- _TO DO_:
Read through the records below and copy each line that uses the word "which".

- _SOURCE DATA_:
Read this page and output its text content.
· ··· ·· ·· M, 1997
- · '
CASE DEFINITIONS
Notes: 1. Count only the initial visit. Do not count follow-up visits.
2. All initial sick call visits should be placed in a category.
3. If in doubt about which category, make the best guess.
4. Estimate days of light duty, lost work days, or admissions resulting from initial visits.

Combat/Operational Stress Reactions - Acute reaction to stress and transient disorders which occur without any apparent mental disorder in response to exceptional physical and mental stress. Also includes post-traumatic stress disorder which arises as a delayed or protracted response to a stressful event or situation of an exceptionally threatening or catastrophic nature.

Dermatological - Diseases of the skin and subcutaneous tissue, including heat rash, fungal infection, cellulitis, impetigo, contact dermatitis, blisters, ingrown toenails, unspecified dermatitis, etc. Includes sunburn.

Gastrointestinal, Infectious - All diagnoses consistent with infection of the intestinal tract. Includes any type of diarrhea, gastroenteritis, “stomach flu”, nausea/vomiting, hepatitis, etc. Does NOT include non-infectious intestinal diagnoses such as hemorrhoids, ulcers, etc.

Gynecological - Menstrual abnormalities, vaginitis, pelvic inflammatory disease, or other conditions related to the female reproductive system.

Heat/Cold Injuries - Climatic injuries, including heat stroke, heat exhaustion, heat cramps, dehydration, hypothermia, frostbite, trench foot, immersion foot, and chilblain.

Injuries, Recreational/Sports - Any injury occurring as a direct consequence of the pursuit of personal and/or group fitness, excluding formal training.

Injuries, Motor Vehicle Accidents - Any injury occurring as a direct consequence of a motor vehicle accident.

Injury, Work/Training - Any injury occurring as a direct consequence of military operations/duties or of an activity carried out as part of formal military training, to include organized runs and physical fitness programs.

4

- _IN RESPONSE_:
3. If in doubt about which category, make the best guess.
Combat/Operational Stress Reactions - Acute reaction to stress and transient disorders which occur without any apparent mental disorder in response to exceptional physical and mental stress. Also includes post-traumatic stress disorder which arises as a delayed or protracted response to a stressful event or situation of an exceptionally threatening or catastrophic nature.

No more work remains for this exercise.